Rows -
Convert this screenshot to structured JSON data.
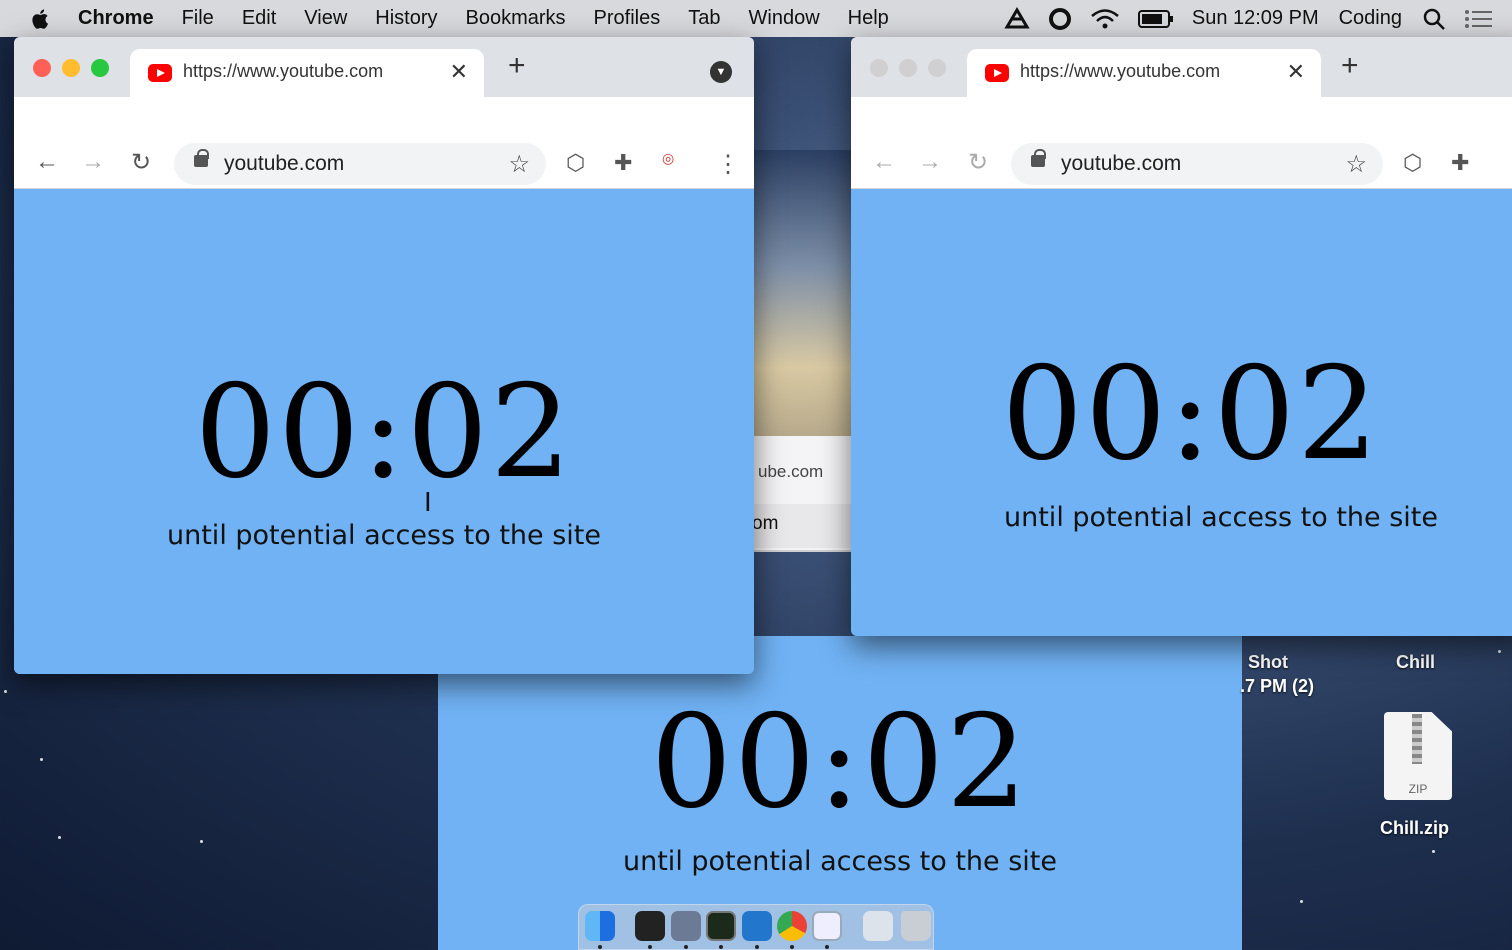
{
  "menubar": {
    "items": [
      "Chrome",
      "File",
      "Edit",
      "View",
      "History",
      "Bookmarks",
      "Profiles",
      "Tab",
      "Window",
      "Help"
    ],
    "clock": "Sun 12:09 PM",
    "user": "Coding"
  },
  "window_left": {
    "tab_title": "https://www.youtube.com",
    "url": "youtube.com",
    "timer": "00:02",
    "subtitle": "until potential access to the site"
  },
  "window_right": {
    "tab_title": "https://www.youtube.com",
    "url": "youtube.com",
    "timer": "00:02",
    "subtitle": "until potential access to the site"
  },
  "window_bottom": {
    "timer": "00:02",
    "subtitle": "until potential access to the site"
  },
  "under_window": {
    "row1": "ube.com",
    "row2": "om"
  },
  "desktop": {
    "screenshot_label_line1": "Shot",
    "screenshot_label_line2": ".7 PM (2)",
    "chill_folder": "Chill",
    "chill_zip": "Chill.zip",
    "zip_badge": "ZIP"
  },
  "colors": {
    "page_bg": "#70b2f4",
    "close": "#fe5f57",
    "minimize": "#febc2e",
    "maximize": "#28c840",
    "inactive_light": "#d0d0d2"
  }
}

Problem - Transcribe the whole listing exactly. Pictures are excluded.

Exercise response -
Convert this screenshot to structured JSON data.
{
  "menubar": {
    "items": [
      "Chrome",
      "File",
      "Edit",
      "View",
      "History",
      "Bookmarks",
      "Profiles",
      "Tab",
      "Window",
      "Help"
    ],
    "clock": "Sun 12:09 PM",
    "user": "Coding"
  },
  "window_left": {
    "tab_title": "https://www.youtube.com",
    "url": "youtube.com",
    "timer": "00:02",
    "subtitle": "until potential access to the site"
  },
  "window_right": {
    "tab_title": "https://www.youtube.com",
    "url": "youtube.com",
    "timer": "00:02",
    "subtitle": "until potential access to the site"
  },
  "window_bottom": {
    "timer": "00:02",
    "subtitle": "until potential access to the site"
  },
  "under_window": {
    "row1": "ube.com",
    "row2": "om"
  },
  "desktop": {
    "screenshot_label_line1": "Shot",
    "screenshot_label_line2": ".7 PM (2)",
    "chill_folder": "Chill",
    "chill_zip": "Chill.zip",
    "zip_badge": "ZIP"
  },
  "colors": {
    "page_bg": "#70b2f4",
    "close": "#fe5f57",
    "minimize": "#febc2e",
    "maximize": "#28c840",
    "inactive_light": "#d0d0d2"
  }
}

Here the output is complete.